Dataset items
▼
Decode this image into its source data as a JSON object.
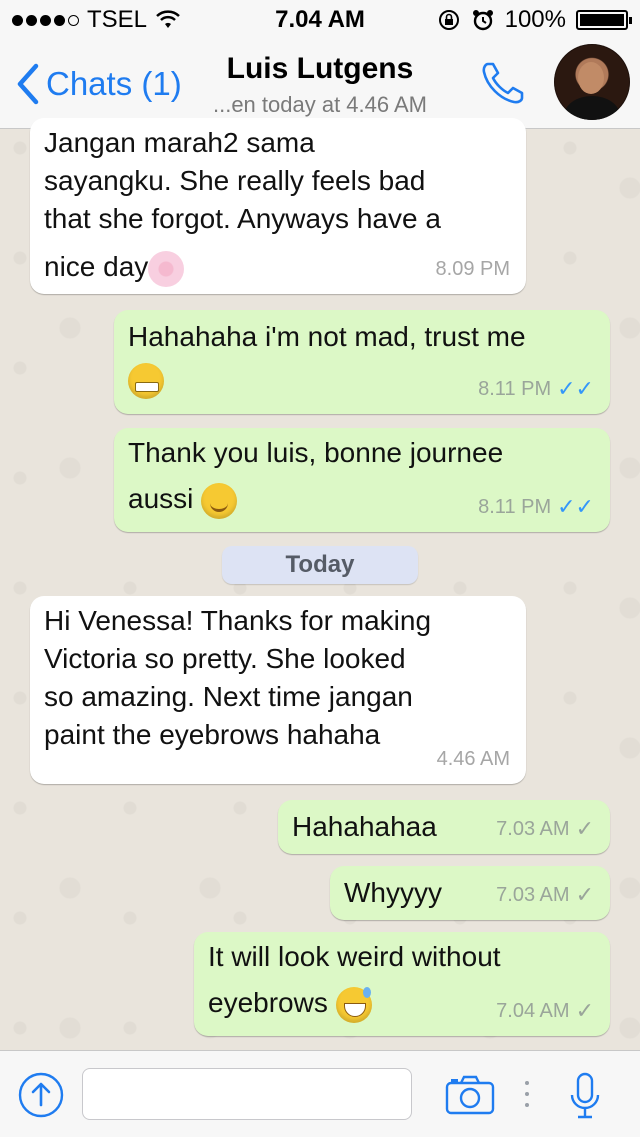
{
  "status_bar": {
    "carrier": "TSEL",
    "time": "7.04 AM",
    "battery": "100%"
  },
  "header": {
    "back_label": "Chats (1)",
    "contact_name": "Luis Lutgens",
    "last_seen": "...en today at 4.46 AM"
  },
  "messages": [
    {
      "direction": "in",
      "text_lines": [
        "Jangan marah2 sama",
        "sayangku. She really feels bad",
        "that she forgot. Anyways have a",
        "nice day"
      ],
      "time": "8.09 PM"
    },
    {
      "direction": "out",
      "text": "Hahahaha i'm not mad, trust me",
      "time": "8.11 PM",
      "status": "read"
    },
    {
      "direction": "out",
      "text_lines": [
        "Thank you luis, bonne journee",
        "aussi"
      ],
      "time": "8.11 PM",
      "status": "read"
    },
    {
      "direction": "in",
      "text_lines": [
        "Hi Venessa! Thanks for making",
        "Victoria so pretty. She looked",
        "so amazing. Next time jangan",
        "paint the eyebrows hahaha"
      ],
      "time": "4.46 AM"
    },
    {
      "direction": "out",
      "text": "Hahahahaa",
      "time": "7.03 AM",
      "status": "delivered"
    },
    {
      "direction": "out",
      "text": "Whyyyy",
      "time": "7.03 AM",
      "status": "delivered"
    },
    {
      "direction": "out",
      "text_lines": [
        "It will look weird without",
        "eyebrows"
      ],
      "time": "7.04 AM",
      "status": "delivered"
    }
  ],
  "day_separator": "Today",
  "composer": {
    "placeholder": ""
  },
  "colors": {
    "accent": "#1f7cf0",
    "outgoing_bubble": "#dcf8c6",
    "incoming_bubble": "#ffffff",
    "read_tick": "#3497f9"
  },
  "icons": [
    "signal-dots-icon",
    "wifi-icon",
    "lock-rotation-icon",
    "alarm-icon",
    "battery-icon",
    "chevron-left-icon",
    "phone-icon",
    "share-arrow-icon",
    "camera-icon",
    "microphone-icon"
  ]
}
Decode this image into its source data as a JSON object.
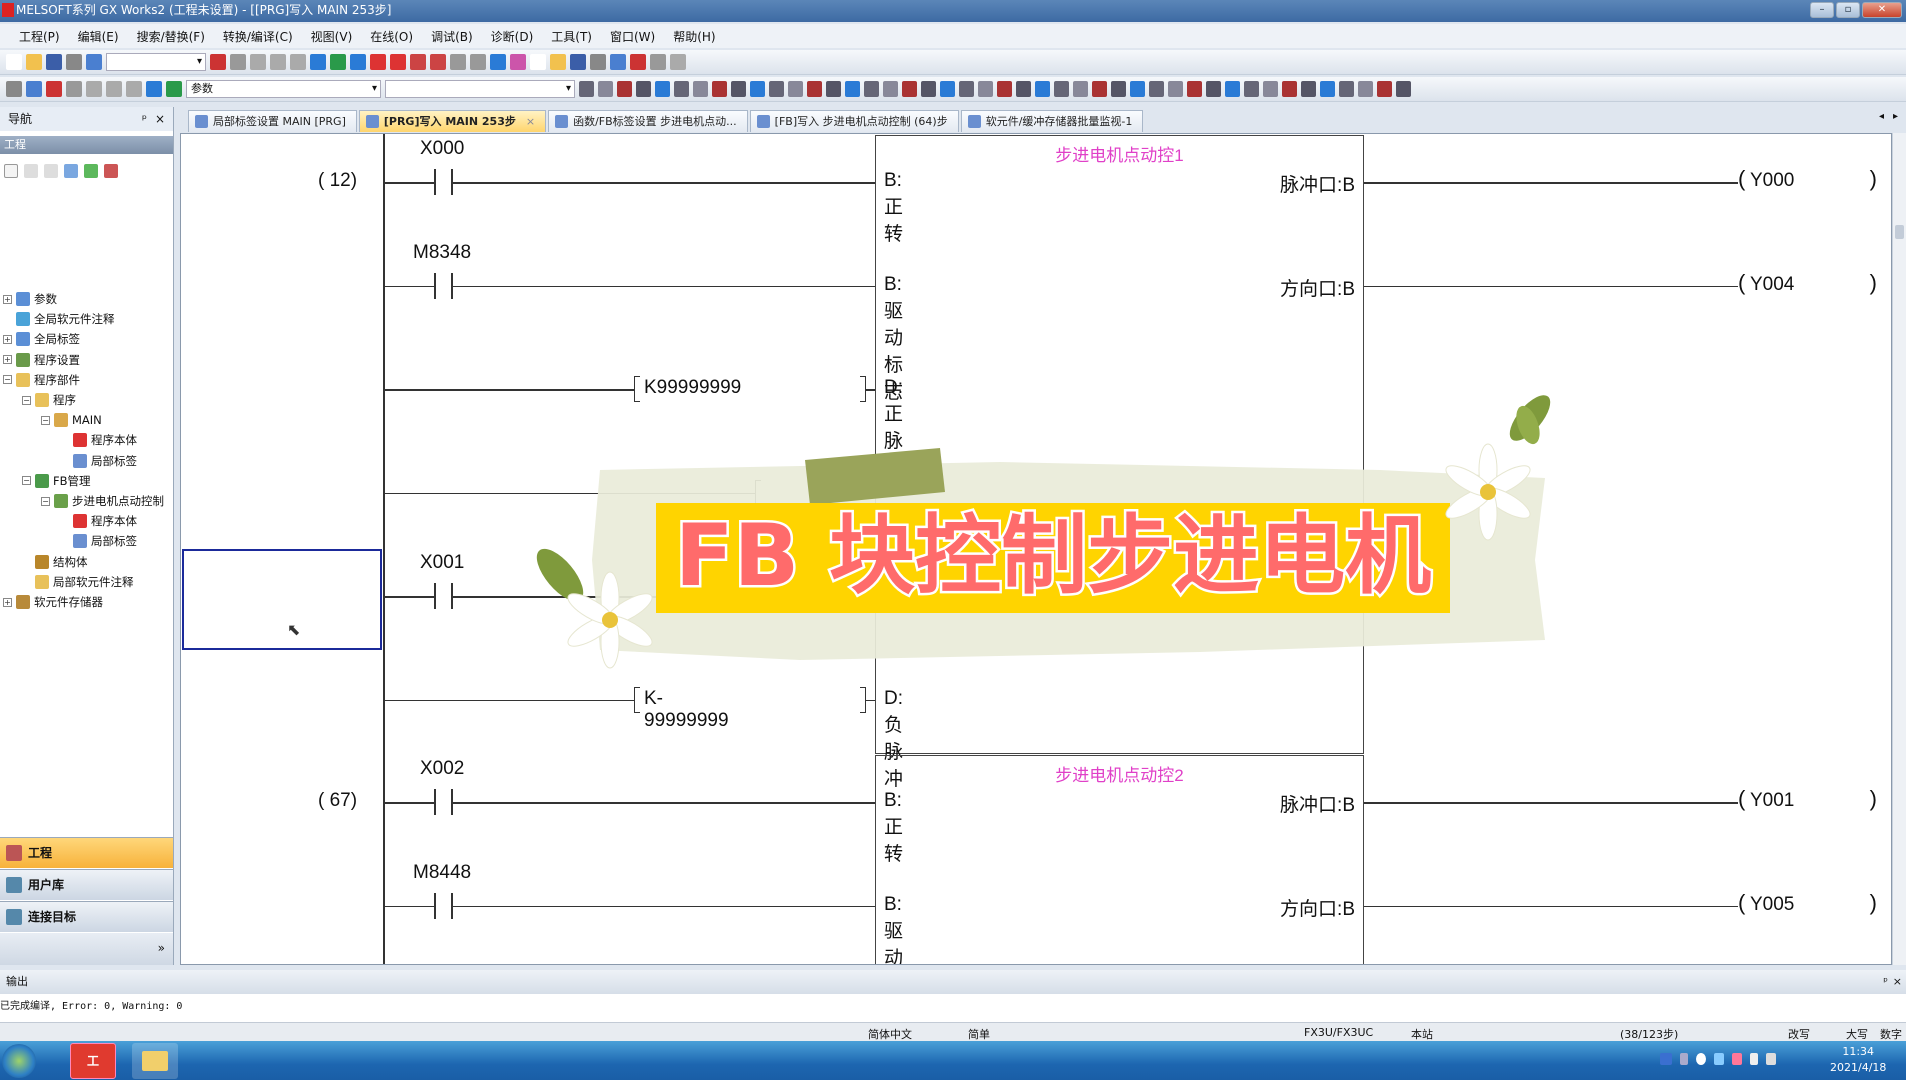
{
  "window": {
    "title": "MELSOFT系列 GX Works2 (工程未设置) - [[PRG]写入 MAIN 253步]"
  },
  "menu": [
    "工程(P)",
    "编辑(E)",
    "搜索/替换(F)",
    "转换/编译(C)",
    "视图(V)",
    "在线(O)",
    "调试(B)",
    "诊断(D)",
    "工具(T)",
    "窗口(W)",
    "帮助(H)"
  ],
  "toolbar": {
    "combo_label": "参数"
  },
  "tabs": [
    {
      "label": "局部标签设置 MAIN [PRG]",
      "active": false
    },
    {
      "label": "[PRG]写入 MAIN 253步",
      "active": true,
      "closable": "×"
    },
    {
      "label": "函数/FB标签设置 步进电机点动...",
      "active": false
    },
    {
      "label": "[FB]写入 步进电机点动控制 (64)步",
      "active": false
    },
    {
      "label": "软元件/缓冲存储器批量监视-1",
      "active": false
    }
  ],
  "navigation": {
    "title": "导航",
    "pin": "ᵖ",
    "close": "×",
    "section": "工程",
    "tree": [
      {
        "label": "参数",
        "level": 0,
        "expander": "+"
      },
      {
        "label": "全局软元件注释",
        "level": 0,
        "expander": ""
      },
      {
        "label": "全局标签",
        "level": 0,
        "expander": "+"
      },
      {
        "label": "程序设置",
        "level": 0,
        "expander": "+"
      },
      {
        "label": "程序部件",
        "level": 0,
        "expander": "−"
      },
      {
        "label": "程序",
        "level": 1,
        "expander": "−"
      },
      {
        "label": "MAIN",
        "level": 2,
        "expander": "−"
      },
      {
        "label": "程序本体",
        "level": 3,
        "expander": ""
      },
      {
        "label": "局部标签",
        "level": 3,
        "expander": ""
      },
      {
        "label": "FB管理",
        "level": 1,
        "expander": "−"
      },
      {
        "label": "步进电机点动控制",
        "level": 2,
        "expander": "−"
      },
      {
        "label": "程序本体",
        "level": 3,
        "expander": ""
      },
      {
        "label": "局部标签",
        "level": 3,
        "expander": ""
      },
      {
        "label": "结构体",
        "level": 1,
        "expander": ""
      },
      {
        "label": "局部软元件注释",
        "level": 1,
        "expander": ""
      },
      {
        "label": "软元件存储器",
        "level": 0,
        "expander": "+"
      }
    ],
    "bottom_buttons": [
      {
        "label": "工程",
        "active": true
      },
      {
        "label": "用户库",
        "active": false
      },
      {
        "label": "连接目标",
        "active": false
      }
    ],
    "more": "»"
  },
  "ladder": {
    "blocks": [
      {
        "step": "( 12)",
        "title": "步进电机点动控1",
        "rows": [
          {
            "contact": "X000",
            "input": "B:正转",
            "output": "脉冲口:B",
            "coil": "Y000"
          },
          {
            "contact": "M8348",
            "input": "B:驱动标志",
            "output": "方向口:B",
            "coil": "Y004"
          },
          {
            "constant": "K99999999",
            "input": "D:正脉冲"
          },
          {
            "constant": "",
            "partial": true
          },
          {
            "contact": "X001",
            "partial": true
          },
          {
            "constant": "K-99999999",
            "input": "D:负脉冲"
          }
        ]
      },
      {
        "step": "( 67)",
        "title": "步进电机点动控2",
        "rows": [
          {
            "contact": "X002",
            "input": "B:正转",
            "output": "脉冲口:B",
            "coil": "Y001"
          },
          {
            "contact": "M8448",
            "input": "B:驱动标志",
            "output": "方向口:B",
            "coil": "Y005"
          }
        ]
      }
    ]
  },
  "overlay": {
    "caption": "FB 块控制步进电机",
    "caption_color": "#ff6b6b",
    "banner_color": "#ffd400"
  },
  "output": {
    "title": "输出",
    "message": "已完成编译, Error: 0, Warning: 0"
  },
  "status": {
    "language": "简体中文",
    "mode": "简单",
    "cpu": "FX3U/FX3UC",
    "station": "本站",
    "steps": "(38/123步)",
    "overwrite": "改写",
    "caps": "大写",
    "num": "数字"
  },
  "taskbar": {
    "time": "11:34",
    "date": "2021/4/18"
  }
}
▲
# AIM
Make an exact copy of every record, pictures excluded.

# ANSWER TO THE TASK
Decode this image into its source data as a JSON object.
{
  "status_bar": {
    "carrier": "TSEL",
    "time": "7.04 AM",
    "battery": "100%"
  },
  "header": {
    "back_label": "Chats (1)",
    "contact_name": "Luis Lutgens",
    "last_seen": "...en today at 4.46 AM"
  },
  "messages": [
    {
      "direction": "in",
      "text_lines": [
        "Jangan marah2 sama",
        "sayangku. She really feels bad",
        "that she forgot. Anyways have a",
        "nice day"
      ],
      "time": "8.09 PM"
    },
    {
      "direction": "out",
      "text": "Hahahaha i'm not mad, trust me",
      "time": "8.11 PM",
      "status": "read"
    },
    {
      "direction": "out",
      "text_lines": [
        "Thank you luis, bonne journee",
        "aussi"
      ],
      "time": "8.11 PM",
      "status": "read"
    },
    {
      "direction": "in",
      "text_lines": [
        "Hi Venessa! Thanks for making",
        "Victoria so pretty. She looked",
        "so amazing. Next time jangan",
        "paint the eyebrows hahaha"
      ],
      "time": "4.46 AM"
    },
    {
      "direction": "out",
      "text": "Hahahahaa",
      "time": "7.03 AM",
      "status": "delivered"
    },
    {
      "direction": "out",
      "text": "Whyyyy",
      "time": "7.03 AM",
      "status": "delivered"
    },
    {
      "direction": "out",
      "text_lines": [
        "It will look weird without",
        "eyebrows"
      ],
      "time": "7.04 AM",
      "status": "delivered"
    }
  ],
  "day_separator": "Today",
  "composer": {
    "placeholder": ""
  },
  "colors": {
    "accent": "#1f7cf0",
    "outgoing_bubble": "#dcf8c6",
    "incoming_bubble": "#ffffff",
    "read_tick": "#3497f9"
  },
  "icons": [
    "signal-dots-icon",
    "wifi-icon",
    "lock-rotation-icon",
    "alarm-icon",
    "battery-icon",
    "chevron-left-icon",
    "phone-icon",
    "share-arrow-icon",
    "camera-icon",
    "microphone-icon"
  ]
}
Decode this image into its source data as a JSON object.
{
  "window": {
    "title": "MELSOFT系列 GX Works2 (工程未设置) - [[PRG]写入 MAIN 253步]"
  },
  "menu": [
    "工程(P)",
    "编辑(E)",
    "搜索/替换(F)",
    "转换/编译(C)",
    "视图(V)",
    "在线(O)",
    "调试(B)",
    "诊断(D)",
    "工具(T)",
    "窗口(W)",
    "帮助(H)"
  ],
  "toolbar": {
    "combo_label": "参数"
  },
  "tabs": [
    {
      "label": "局部标签设置 MAIN [PRG]",
      "active": false
    },
    {
      "label": "[PRG]写入 MAIN 253步",
      "active": true,
      "closable": "×"
    },
    {
      "label": "函数/FB标签设置 步进电机点动...",
      "active": false
    },
    {
      "label": "[FB]写入 步进电机点动控制 (64)步",
      "active": false
    },
    {
      "label": "软元件/缓冲存储器批量监视-1",
      "active": false
    }
  ],
  "navigation": {
    "title": "导航",
    "pin": "ᵖ",
    "close": "×",
    "section": "工程",
    "tree": [
      {
        "label": "参数",
        "level": 0,
        "expander": "+"
      },
      {
        "label": "全局软元件注释",
        "level": 0,
        "expander": ""
      },
      {
        "label": "全局标签",
        "level": 0,
        "expander": "+"
      },
      {
        "label": "程序设置",
        "level": 0,
        "expander": "+"
      },
      {
        "label": "程序部件",
        "level": 0,
        "expander": "−"
      },
      {
        "label": "程序",
        "level": 1,
        "expander": "−"
      },
      {
        "label": "MAIN",
        "level": 2,
        "expander": "−"
      },
      {
        "label": "程序本体",
        "level": 3,
        "expander": ""
      },
      {
        "label": "局部标签",
        "level": 3,
        "expander": ""
      },
      {
        "label": "FB管理",
        "level": 1,
        "expander": "−"
      },
      {
        "label": "步进电机点动控制",
        "level": 2,
        "expander": "−"
      },
      {
        "label": "程序本体",
        "level": 3,
        "expander": ""
      },
      {
        "label": "局部标签",
        "level": 3,
        "expander": ""
      },
      {
        "label": "结构体",
        "level": 1,
        "expander": ""
      },
      {
        "label": "局部软元件注释",
        "level": 1,
        "expander": ""
      },
      {
        "label": "软元件存储器",
        "level": 0,
        "expander": "+"
      }
    ],
    "bottom_buttons": [
      {
        "label": "工程",
        "active": true
      },
      {
        "label": "用户库",
        "active": false
      },
      {
        "label": "连接目标",
        "active": false
      }
    ],
    "more": "»"
  },
  "ladder": {
    "blocks": [
      {
        "step": "( 12)",
        "title": "步进电机点动控1",
        "rows": [
          {
            "contact": "X000",
            "input": "B:正转",
            "output": "脉冲口:B",
            "coil": "Y000"
          },
          {
            "contact": "M8348",
            "input": "B:驱动标志",
            "output": "方向口:B",
            "coil": "Y004"
          },
          {
            "constant": "K99999999",
            "input": "D:正脉冲"
          },
          {
            "constant": "",
            "partial": true
          },
          {
            "contact": "X001",
            "partial": true
          },
          {
            "constant": "K-99999999",
            "input": "D:负脉冲"
          }
        ]
      },
      {
        "step": "( 67)",
        "title": "步进电机点动控2",
        "rows": [
          {
            "contact": "X002",
            "input": "B:正转",
            "output": "脉冲口:B",
            "coil": "Y001"
          },
          {
            "contact": "M8448",
            "input": "B:驱动标志",
            "output": "方向口:B",
            "coil": "Y005"
          }
        ]
      }
    ]
  },
  "overlay": {
    "caption": "FB 块控制步进电机",
    "caption_color": "#ff6b6b",
    "banner_color": "#ffd400"
  },
  "output": {
    "title": "输出",
    "message": "已完成编译, Error: 0, Warning: 0"
  },
  "status": {
    "language": "简体中文",
    "mode": "简单",
    "cpu": "FX3U/FX3UC",
    "station": "本站",
    "steps": "(38/123步)",
    "overwrite": "改写",
    "caps": "大写",
    "num": "数字"
  },
  "taskbar": {
    "time": "11:34",
    "date": "2021/4/18"
  }
}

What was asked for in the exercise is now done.